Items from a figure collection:
- - - - - - -
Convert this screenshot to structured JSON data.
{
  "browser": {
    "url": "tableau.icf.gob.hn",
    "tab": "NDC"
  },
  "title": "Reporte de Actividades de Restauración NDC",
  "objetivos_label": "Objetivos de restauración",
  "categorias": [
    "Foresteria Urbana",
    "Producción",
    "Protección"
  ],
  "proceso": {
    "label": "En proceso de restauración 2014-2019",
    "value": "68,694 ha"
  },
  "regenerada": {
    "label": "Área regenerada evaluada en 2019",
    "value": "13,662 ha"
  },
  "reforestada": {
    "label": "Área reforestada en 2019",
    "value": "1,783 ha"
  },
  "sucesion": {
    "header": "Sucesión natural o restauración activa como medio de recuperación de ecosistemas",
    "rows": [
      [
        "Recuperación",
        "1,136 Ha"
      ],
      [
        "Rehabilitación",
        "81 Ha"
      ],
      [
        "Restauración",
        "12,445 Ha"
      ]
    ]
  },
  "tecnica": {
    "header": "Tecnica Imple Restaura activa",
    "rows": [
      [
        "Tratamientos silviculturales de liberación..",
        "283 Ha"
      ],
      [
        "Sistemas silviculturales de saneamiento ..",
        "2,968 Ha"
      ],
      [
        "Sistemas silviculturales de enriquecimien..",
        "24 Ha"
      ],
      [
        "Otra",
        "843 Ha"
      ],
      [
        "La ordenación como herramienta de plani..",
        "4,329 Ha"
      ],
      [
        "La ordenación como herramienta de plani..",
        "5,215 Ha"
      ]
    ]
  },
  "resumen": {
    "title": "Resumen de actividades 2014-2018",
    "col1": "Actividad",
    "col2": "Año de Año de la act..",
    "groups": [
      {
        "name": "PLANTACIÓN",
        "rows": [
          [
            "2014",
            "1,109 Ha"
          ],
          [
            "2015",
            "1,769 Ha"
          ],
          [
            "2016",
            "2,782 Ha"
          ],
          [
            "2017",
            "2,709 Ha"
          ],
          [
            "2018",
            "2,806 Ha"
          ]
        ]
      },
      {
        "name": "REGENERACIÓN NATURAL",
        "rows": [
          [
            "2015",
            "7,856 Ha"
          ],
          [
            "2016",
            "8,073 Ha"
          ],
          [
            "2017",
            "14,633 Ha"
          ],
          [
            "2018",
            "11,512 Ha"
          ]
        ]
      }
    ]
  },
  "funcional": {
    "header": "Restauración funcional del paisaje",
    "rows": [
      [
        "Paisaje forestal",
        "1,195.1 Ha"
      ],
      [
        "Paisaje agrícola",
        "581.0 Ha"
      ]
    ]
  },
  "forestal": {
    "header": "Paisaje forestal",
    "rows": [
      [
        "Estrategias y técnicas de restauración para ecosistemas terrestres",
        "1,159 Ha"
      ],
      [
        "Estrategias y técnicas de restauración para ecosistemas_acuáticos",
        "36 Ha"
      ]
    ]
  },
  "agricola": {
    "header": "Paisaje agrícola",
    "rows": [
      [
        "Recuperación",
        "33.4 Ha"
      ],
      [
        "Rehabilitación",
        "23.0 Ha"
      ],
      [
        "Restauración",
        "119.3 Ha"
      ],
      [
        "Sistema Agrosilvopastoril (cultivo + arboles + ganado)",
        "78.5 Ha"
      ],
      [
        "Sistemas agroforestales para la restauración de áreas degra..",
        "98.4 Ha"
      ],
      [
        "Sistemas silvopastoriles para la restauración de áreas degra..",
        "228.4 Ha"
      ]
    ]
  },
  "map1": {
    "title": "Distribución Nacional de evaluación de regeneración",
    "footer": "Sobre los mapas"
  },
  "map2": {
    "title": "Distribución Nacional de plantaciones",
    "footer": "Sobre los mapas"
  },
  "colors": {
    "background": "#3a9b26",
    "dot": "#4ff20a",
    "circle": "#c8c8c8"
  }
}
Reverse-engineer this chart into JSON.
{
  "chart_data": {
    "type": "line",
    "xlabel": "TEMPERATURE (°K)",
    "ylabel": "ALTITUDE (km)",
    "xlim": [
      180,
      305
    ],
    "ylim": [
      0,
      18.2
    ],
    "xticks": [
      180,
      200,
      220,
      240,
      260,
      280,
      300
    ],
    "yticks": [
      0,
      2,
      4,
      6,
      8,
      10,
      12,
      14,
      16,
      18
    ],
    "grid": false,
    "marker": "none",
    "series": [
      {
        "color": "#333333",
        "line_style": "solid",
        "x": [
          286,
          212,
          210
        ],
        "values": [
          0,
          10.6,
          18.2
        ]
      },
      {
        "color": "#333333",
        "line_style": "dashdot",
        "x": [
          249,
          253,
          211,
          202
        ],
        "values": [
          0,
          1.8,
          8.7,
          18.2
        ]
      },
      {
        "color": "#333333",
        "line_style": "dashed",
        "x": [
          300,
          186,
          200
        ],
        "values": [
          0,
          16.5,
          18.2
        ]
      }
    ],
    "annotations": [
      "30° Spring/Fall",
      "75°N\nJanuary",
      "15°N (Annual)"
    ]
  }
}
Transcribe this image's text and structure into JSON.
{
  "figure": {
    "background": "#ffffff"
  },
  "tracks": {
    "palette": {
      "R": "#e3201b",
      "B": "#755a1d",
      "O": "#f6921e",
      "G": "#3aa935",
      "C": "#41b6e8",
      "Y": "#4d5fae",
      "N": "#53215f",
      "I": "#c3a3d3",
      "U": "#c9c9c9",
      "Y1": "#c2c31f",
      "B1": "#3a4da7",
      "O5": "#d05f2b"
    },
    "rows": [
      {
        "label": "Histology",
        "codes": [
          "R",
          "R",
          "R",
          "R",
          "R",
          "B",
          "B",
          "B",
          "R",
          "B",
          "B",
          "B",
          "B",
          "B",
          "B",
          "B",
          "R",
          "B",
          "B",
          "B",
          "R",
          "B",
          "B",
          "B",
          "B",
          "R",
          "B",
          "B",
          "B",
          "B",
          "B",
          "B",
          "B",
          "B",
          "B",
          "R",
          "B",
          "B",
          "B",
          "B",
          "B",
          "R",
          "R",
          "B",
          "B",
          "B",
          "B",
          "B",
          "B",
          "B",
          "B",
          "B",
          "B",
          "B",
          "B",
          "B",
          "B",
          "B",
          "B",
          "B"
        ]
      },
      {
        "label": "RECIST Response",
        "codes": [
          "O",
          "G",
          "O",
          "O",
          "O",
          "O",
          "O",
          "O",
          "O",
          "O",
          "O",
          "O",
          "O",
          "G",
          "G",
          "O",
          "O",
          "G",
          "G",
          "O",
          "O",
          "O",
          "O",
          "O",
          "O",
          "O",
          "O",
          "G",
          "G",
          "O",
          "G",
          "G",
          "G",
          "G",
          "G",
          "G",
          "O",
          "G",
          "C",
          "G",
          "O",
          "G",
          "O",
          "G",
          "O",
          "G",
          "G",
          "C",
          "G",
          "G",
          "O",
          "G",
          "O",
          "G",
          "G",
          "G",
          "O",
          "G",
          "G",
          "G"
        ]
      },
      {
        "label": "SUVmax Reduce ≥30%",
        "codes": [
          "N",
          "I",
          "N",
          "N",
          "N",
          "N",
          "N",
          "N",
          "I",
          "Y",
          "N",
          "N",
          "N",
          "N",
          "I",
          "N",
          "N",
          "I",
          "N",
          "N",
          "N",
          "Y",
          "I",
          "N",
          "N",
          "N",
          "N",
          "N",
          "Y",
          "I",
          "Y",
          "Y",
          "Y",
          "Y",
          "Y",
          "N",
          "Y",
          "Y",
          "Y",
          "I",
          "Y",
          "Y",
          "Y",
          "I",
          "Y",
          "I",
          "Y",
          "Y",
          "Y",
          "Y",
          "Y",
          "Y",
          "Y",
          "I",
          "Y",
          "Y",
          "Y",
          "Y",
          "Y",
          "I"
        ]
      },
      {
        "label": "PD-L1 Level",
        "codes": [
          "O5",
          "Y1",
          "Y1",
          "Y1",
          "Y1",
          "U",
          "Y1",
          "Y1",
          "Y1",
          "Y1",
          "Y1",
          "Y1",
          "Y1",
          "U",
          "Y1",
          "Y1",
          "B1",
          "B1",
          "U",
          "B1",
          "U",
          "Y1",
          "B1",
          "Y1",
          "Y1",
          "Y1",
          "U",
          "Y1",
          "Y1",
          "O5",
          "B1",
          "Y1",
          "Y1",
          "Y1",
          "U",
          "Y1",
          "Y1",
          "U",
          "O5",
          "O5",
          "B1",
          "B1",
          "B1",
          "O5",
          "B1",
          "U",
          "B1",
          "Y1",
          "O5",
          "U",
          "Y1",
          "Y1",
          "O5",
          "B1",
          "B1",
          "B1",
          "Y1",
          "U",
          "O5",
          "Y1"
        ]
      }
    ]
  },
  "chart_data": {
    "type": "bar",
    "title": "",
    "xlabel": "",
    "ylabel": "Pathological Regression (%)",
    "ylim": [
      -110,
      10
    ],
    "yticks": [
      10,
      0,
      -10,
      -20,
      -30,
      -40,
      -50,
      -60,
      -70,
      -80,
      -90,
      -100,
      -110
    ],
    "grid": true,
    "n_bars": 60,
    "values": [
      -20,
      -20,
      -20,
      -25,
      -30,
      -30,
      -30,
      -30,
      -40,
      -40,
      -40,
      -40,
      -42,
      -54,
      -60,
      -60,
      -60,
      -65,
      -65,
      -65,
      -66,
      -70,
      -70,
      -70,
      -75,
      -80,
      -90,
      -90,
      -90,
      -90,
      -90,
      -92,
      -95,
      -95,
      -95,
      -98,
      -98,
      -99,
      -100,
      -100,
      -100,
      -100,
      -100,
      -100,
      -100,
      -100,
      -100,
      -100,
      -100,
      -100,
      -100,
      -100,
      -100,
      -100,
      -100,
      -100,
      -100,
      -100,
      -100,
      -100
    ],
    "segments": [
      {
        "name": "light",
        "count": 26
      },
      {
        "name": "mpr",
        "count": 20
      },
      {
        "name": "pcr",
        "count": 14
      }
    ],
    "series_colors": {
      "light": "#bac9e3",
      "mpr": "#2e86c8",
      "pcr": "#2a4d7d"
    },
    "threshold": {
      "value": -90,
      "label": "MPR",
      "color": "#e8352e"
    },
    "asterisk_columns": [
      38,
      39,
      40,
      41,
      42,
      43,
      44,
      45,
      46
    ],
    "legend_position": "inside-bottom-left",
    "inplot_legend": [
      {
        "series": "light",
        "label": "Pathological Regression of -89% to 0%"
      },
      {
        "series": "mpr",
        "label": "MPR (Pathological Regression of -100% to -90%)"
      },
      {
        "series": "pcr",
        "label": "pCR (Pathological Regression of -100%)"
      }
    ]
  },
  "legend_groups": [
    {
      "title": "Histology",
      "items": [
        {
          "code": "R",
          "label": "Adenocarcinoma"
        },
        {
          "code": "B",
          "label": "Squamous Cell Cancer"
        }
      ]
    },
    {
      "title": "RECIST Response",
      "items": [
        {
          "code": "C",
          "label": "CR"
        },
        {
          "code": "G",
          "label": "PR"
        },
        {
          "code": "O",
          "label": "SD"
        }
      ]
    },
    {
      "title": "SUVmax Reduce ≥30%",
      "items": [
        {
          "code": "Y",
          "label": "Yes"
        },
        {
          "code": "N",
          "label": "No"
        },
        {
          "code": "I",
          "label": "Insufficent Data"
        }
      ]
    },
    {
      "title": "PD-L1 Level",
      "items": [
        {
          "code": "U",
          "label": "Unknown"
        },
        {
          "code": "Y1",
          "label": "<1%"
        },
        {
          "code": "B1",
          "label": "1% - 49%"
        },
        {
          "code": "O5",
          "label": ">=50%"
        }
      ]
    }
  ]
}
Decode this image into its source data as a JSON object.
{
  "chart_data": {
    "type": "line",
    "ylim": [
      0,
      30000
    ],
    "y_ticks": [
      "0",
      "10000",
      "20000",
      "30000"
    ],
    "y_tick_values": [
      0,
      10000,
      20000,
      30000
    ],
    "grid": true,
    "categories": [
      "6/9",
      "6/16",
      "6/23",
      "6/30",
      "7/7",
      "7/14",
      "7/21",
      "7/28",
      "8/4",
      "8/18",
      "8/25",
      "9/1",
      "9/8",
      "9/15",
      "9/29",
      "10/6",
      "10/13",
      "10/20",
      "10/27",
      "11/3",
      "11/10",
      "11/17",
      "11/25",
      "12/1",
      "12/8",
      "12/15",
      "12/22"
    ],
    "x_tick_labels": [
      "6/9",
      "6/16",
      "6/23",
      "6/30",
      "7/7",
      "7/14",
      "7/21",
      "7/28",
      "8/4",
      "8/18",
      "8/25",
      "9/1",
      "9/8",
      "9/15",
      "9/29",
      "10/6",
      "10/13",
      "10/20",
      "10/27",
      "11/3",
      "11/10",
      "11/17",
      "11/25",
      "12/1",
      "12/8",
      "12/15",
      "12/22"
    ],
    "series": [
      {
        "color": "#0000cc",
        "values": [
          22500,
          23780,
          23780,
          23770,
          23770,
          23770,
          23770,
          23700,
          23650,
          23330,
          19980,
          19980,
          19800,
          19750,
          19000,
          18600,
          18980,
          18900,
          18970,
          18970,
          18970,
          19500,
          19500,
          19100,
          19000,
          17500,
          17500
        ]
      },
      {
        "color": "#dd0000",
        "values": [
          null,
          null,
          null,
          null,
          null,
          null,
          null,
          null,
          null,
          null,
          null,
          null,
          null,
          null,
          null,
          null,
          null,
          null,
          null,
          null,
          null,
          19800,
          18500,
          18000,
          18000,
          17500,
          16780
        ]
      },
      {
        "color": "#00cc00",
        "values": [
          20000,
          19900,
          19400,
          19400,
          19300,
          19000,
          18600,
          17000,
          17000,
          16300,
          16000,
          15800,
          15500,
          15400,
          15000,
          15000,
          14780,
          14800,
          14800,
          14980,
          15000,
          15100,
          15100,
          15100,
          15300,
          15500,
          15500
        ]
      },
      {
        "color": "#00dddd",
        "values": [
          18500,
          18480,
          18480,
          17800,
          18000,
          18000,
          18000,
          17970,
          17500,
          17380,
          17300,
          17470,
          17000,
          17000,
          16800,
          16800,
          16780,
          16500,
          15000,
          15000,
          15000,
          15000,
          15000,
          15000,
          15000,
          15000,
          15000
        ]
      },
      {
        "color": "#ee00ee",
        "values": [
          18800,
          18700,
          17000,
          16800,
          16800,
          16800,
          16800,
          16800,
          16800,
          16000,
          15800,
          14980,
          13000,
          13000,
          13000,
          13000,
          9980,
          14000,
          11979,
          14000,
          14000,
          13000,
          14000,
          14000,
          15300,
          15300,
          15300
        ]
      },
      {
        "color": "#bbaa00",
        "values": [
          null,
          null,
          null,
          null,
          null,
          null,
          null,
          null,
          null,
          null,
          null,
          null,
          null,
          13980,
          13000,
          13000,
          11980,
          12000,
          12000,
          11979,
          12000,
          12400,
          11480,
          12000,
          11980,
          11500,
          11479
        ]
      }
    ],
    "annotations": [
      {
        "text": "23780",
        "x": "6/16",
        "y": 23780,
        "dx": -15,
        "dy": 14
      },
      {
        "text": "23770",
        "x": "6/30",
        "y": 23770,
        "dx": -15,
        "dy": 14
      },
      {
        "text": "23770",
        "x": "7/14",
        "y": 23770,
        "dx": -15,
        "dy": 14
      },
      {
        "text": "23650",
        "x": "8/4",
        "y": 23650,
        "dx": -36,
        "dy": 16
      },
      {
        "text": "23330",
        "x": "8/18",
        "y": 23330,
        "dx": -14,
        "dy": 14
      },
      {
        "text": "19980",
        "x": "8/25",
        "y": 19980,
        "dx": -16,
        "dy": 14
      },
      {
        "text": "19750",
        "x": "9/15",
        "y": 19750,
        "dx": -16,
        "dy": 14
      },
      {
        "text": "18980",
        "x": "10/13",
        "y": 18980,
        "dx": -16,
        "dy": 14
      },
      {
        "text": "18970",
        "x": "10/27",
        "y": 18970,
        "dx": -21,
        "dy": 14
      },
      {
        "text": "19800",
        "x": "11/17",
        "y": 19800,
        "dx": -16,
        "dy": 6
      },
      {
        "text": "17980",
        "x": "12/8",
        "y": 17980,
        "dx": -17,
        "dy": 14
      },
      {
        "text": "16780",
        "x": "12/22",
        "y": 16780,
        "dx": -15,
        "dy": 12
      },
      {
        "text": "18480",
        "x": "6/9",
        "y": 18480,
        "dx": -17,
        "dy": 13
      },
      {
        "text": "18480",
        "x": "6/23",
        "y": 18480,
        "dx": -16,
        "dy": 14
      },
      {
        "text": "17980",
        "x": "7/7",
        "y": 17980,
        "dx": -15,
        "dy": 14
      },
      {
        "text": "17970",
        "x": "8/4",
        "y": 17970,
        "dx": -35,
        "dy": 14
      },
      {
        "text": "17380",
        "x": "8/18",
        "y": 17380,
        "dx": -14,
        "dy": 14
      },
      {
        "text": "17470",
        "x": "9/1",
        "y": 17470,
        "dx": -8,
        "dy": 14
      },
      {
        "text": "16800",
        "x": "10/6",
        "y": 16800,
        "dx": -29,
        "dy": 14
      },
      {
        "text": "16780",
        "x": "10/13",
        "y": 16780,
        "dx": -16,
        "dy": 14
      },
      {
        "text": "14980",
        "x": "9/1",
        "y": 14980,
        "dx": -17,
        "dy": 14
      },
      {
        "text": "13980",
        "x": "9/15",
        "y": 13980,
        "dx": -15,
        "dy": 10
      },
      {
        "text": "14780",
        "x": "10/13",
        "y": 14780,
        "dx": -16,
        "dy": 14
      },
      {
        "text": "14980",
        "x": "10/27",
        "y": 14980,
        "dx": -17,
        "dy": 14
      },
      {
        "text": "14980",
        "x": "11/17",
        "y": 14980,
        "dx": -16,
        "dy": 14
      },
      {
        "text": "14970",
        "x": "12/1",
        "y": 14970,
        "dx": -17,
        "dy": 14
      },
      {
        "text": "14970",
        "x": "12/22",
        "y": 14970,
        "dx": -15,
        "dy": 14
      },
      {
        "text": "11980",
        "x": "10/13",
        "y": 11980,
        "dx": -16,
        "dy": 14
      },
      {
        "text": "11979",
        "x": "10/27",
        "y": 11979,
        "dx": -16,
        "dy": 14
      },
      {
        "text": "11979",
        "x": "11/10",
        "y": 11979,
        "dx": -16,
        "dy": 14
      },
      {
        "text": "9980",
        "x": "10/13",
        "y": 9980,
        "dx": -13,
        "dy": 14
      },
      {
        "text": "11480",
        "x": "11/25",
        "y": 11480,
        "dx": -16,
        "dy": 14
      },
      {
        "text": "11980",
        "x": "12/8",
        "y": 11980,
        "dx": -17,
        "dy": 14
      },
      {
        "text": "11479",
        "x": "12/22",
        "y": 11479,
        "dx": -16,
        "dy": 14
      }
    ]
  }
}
- - - - - - -
From the listing above, pick out each line where the word "Pathological" appears.

Response>
    "ylabel": "Pathological Regression (%)",
        "label": "Pathological Regression of -89% to 0%"
        "label": "MPR (Pathological Regression of -100% to -90%)"
        "label": "pCR (Pathological Regression of -100%)"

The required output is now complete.